Written request:
Show only lines that include "Halaman".

Dataset items
☆ ☆ ☆ ☆ ☆ ☆ ☆

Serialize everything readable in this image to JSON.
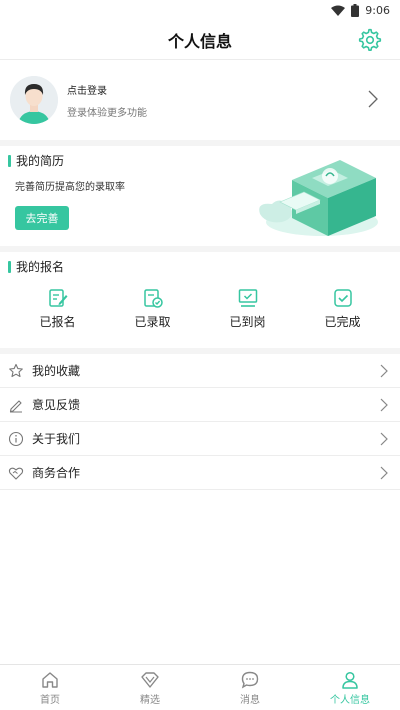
{
  "status_bar": {
    "time": "9:06"
  },
  "header": {
    "title": "个人信息"
  },
  "profile": {
    "title": "点击登录",
    "subtitle": "登录体验更多功能"
  },
  "resume": {
    "title": "我的简历",
    "description": "完善简历提高您的录取率",
    "button": "去完善"
  },
  "signup": {
    "title": "我的报名",
    "items": [
      {
        "label": "已报名",
        "icon": "edit-doc-icon"
      },
      {
        "label": "已录取",
        "icon": "approved-doc-icon"
      },
      {
        "label": "已到岗",
        "icon": "monitor-check-icon"
      },
      {
        "label": "已完成",
        "icon": "check-square-icon"
      }
    ]
  },
  "menu": [
    {
      "label": "我的收藏",
      "icon": "star-icon"
    },
    {
      "label": "意见反馈",
      "icon": "pencil-icon"
    },
    {
      "label": "关于我们",
      "icon": "info-icon"
    },
    {
      "label": "商务合作",
      "icon": "handshake-icon"
    }
  ],
  "tabs": [
    {
      "label": "首页",
      "icon": "home-icon"
    },
    {
      "label": "精选",
      "icon": "diamond-icon"
    },
    {
      "label": "消息",
      "icon": "chat-icon"
    },
    {
      "label": "个人信息",
      "icon": "person-icon",
      "active": true
    }
  ],
  "colors": {
    "accent": "#36c6a0",
    "divider": "#ededed"
  }
}
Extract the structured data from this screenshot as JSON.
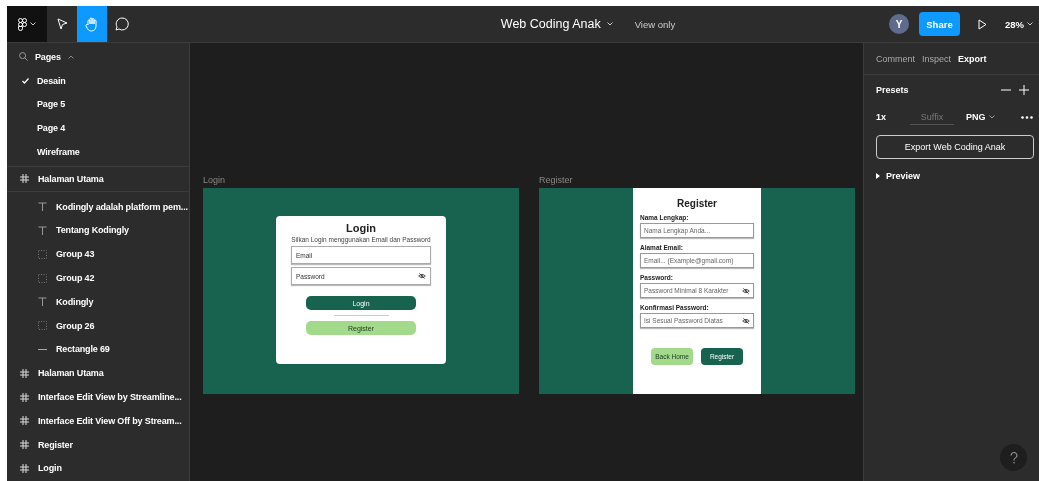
{
  "toolbar": {
    "tools": [
      {
        "kind": "menu",
        "selected": false
      },
      {
        "kind": "move",
        "selected": false
      },
      {
        "kind": "hand",
        "selected": true
      },
      {
        "kind": "comment",
        "selected": false
      }
    ],
    "file_title": "Web Coding Anak",
    "mode": "View only",
    "avatar": "Y",
    "share": "Share",
    "zoom": "28%"
  },
  "sidebar": {
    "pages_header": "Pages",
    "pages": [
      {
        "label": "Desain",
        "selected": true
      },
      {
        "label": "Page 5",
        "selected": false
      },
      {
        "label": "Page 4",
        "selected": false
      },
      {
        "label": "Wireframe",
        "selected": false
      }
    ],
    "layers": [
      {
        "kind": "frame",
        "name": "Halaman Utama",
        "children": [
          {
            "kind": "text",
            "name": "Kodingly adalah platform pem..."
          },
          {
            "kind": "text",
            "name": "Tentang Kodingly"
          },
          {
            "kind": "group",
            "name": "Group 43"
          },
          {
            "kind": "group",
            "name": "Group 42"
          },
          {
            "kind": "text",
            "name": "Kodingly"
          },
          {
            "kind": "group",
            "name": "Group 26"
          },
          {
            "kind": "line",
            "name": "Rectangle 69"
          }
        ]
      },
      {
        "kind": "frame",
        "name": "Halaman Utama"
      },
      {
        "kind": "frame",
        "name": "Interface Edit View by Streamline..."
      },
      {
        "kind": "frame",
        "name": "Interface Edit View Off by Stream..."
      },
      {
        "kind": "frame",
        "name": "Register"
      },
      {
        "kind": "frame",
        "name": "Login"
      }
    ]
  },
  "canvas": {
    "frames": [
      {
        "kind": "login",
        "label": "Login",
        "title": "Login",
        "subtitle": "Silkan Login menggunakan Email dan Password",
        "fields": [
          {
            "placeholder": "Email",
            "password": false
          },
          {
            "placeholder": "Password",
            "password": true
          }
        ],
        "buttons": [
          {
            "label": "Login",
            "kind": "primary"
          },
          {
            "label": "Register",
            "kind": "secondary"
          }
        ]
      },
      {
        "kind": "register",
        "label": "Register",
        "title": "Register",
        "fields": [
          {
            "label": "Nama Lengkap:",
            "placeholder": "Nama Lengkap Anda...",
            "password": false
          },
          {
            "label": "Alamat Email:",
            "placeholder": "Email... (Example@gmail.com)",
            "password": false
          },
          {
            "label": "Password:",
            "placeholder": "Password Minimal 8 Karakter",
            "password": true
          },
          {
            "label": "Konfirmasi Password:",
            "placeholder": "Isi Sesuai Password Diatas",
            "password": true
          }
        ],
        "buttons": [
          {
            "label": "Back Home",
            "kind": "secondary"
          },
          {
            "label": "Register",
            "kind": "primary"
          }
        ]
      }
    ]
  },
  "panel": {
    "tabs": [
      {
        "label": "Comment",
        "selected": false
      },
      {
        "label": "Inspect",
        "selected": false
      },
      {
        "label": "Export",
        "selected": true
      }
    ],
    "presets": "Presets",
    "scale": "1x",
    "suffix_placeholder": "Suffix",
    "format": "PNG",
    "export_button": "Export Web Coding Anak",
    "preview": "Preview"
  }
}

☆ ☆ ☆ ☆ ☆ ☆ ☆

Full solution:
        "name": "Halaman Utama",
        "name": "Halaman Utama"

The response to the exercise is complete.